[Begin Data extract]

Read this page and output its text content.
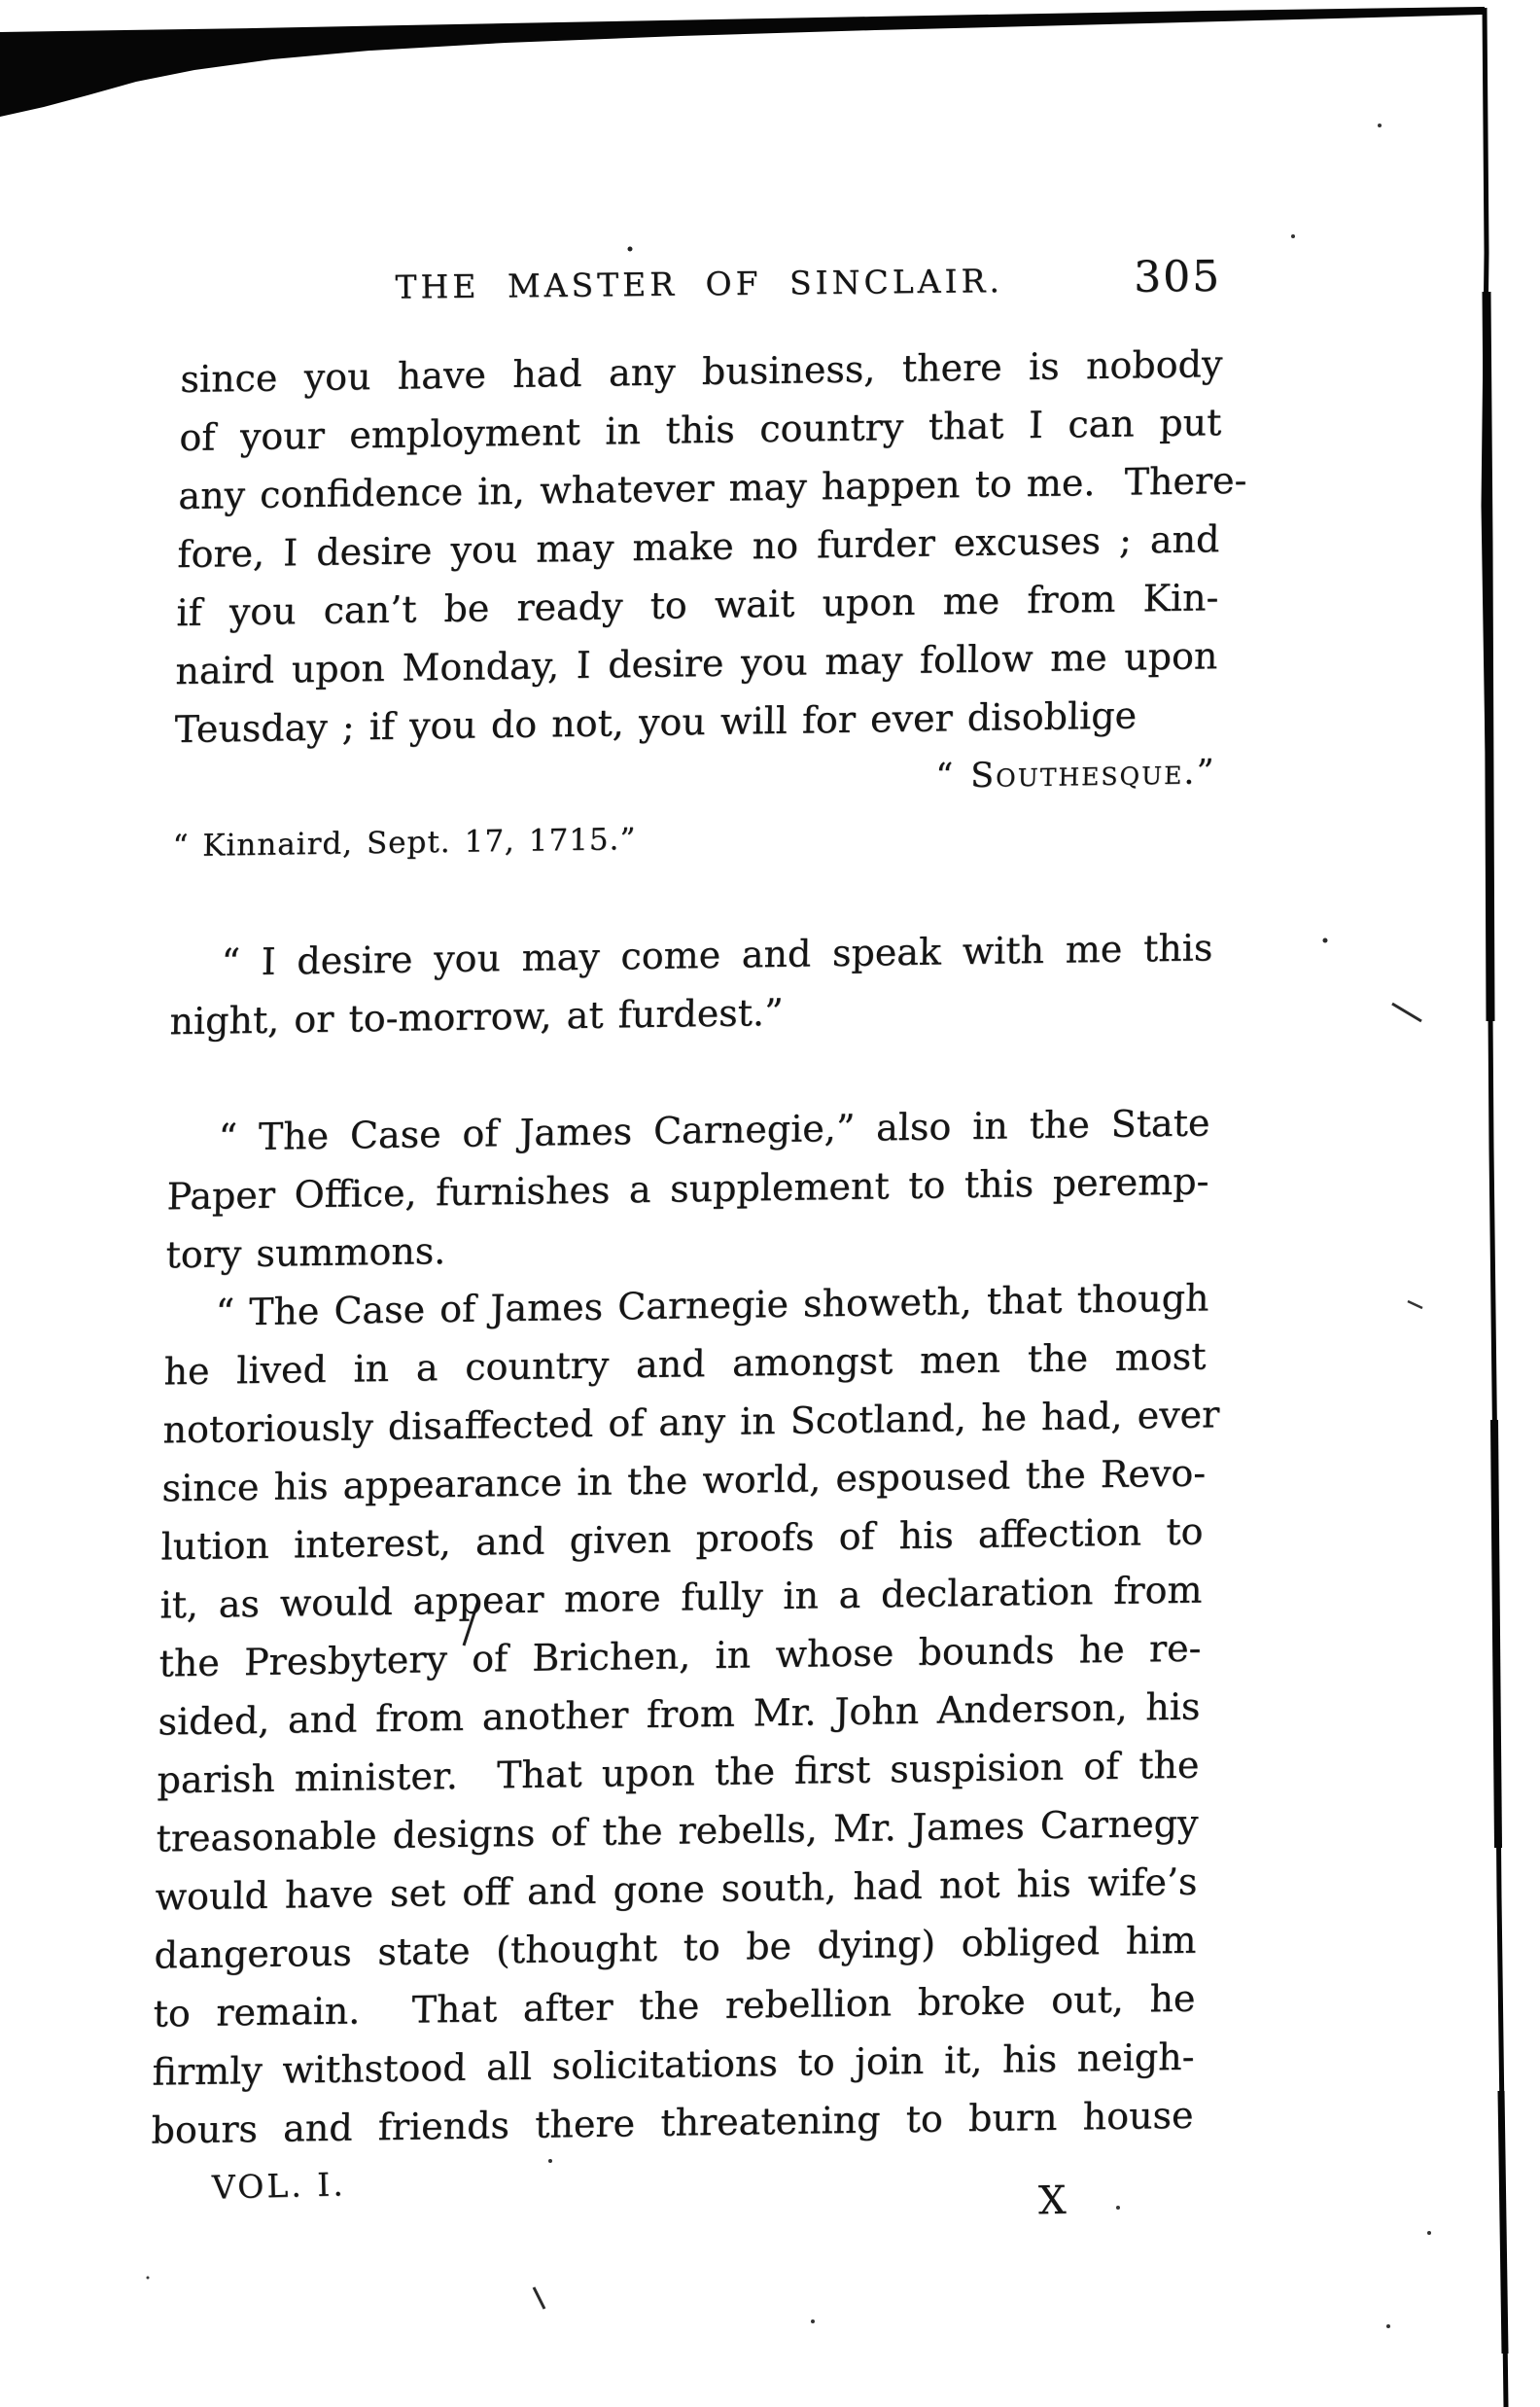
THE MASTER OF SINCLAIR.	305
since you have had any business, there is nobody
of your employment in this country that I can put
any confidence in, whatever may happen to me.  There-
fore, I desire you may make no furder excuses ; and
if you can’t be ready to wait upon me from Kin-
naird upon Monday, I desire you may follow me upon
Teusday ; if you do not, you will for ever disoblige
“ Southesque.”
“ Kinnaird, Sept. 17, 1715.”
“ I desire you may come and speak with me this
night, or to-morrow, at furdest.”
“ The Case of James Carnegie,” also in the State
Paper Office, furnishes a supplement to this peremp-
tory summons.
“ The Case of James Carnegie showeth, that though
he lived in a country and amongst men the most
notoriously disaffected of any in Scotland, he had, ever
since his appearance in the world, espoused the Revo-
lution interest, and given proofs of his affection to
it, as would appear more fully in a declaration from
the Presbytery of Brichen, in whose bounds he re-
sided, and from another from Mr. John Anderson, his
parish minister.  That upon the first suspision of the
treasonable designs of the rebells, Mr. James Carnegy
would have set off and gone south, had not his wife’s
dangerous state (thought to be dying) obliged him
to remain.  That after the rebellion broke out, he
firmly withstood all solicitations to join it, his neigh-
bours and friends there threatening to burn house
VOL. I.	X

[End Data extract]
[Begin Data extract]

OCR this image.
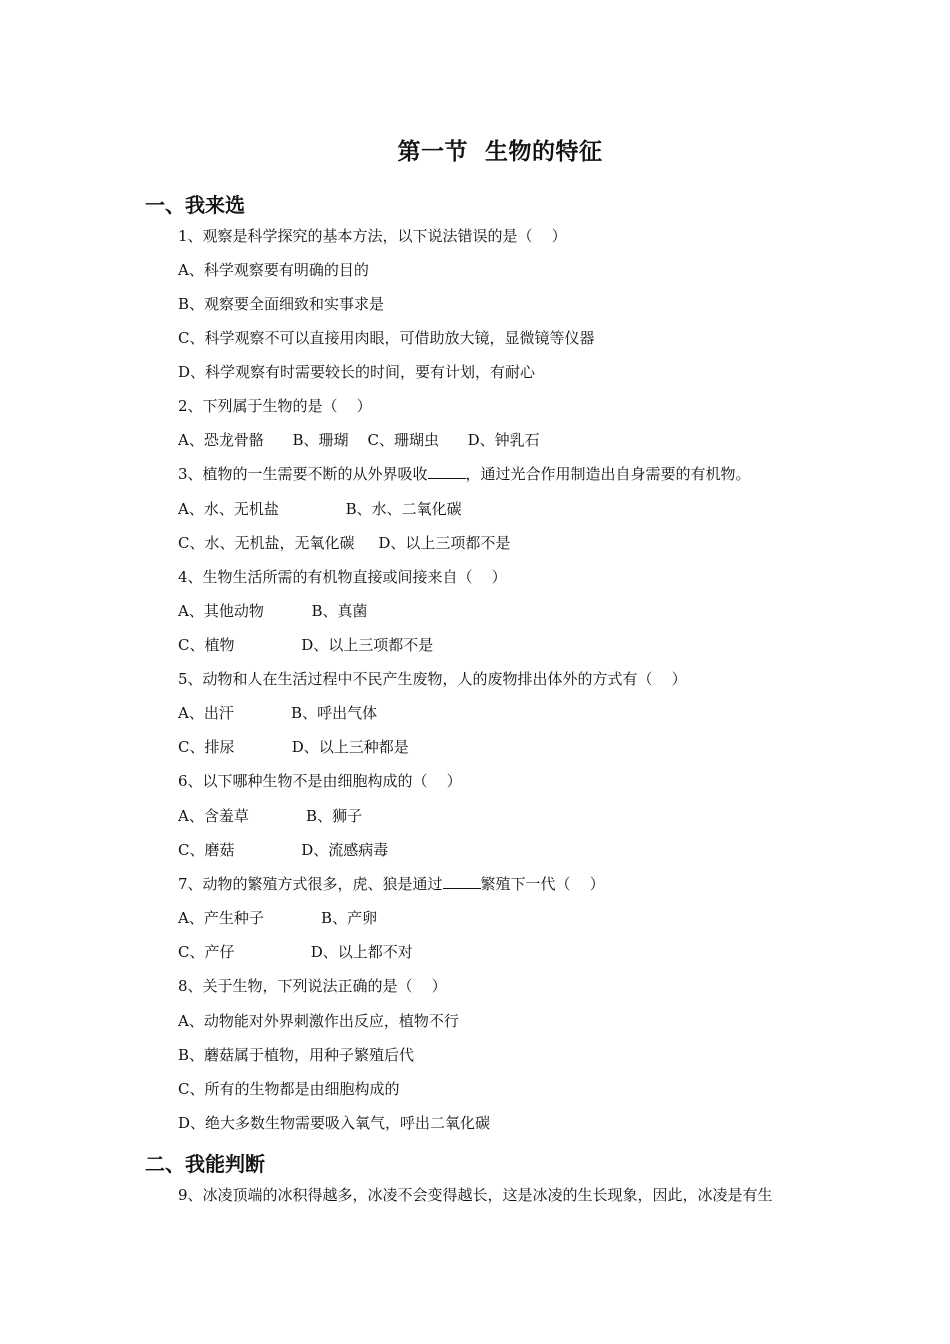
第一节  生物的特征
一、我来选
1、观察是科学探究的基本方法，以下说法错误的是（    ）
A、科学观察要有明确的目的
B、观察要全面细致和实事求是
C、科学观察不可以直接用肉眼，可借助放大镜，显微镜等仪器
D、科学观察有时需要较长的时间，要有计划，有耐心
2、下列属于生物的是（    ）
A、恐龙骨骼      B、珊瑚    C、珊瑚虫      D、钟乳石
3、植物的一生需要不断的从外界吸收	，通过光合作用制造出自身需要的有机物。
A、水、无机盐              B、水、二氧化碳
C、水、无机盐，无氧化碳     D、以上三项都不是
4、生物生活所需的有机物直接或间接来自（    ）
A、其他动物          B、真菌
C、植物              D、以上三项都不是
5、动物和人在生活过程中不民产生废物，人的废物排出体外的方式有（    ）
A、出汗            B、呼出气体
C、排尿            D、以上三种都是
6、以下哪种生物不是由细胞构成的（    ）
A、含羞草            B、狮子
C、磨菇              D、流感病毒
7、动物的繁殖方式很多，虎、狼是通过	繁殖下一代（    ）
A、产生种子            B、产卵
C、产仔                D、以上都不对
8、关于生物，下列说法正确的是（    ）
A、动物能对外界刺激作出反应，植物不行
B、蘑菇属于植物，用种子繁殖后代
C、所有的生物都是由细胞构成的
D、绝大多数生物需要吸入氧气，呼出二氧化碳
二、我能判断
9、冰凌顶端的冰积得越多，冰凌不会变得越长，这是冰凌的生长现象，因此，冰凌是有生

[End Data extract]

Task brief:
Copy all lines from the listing that contain "have".

The solution:
since you have had any business, there is nobody
would have set off and gone south, had not his wife’s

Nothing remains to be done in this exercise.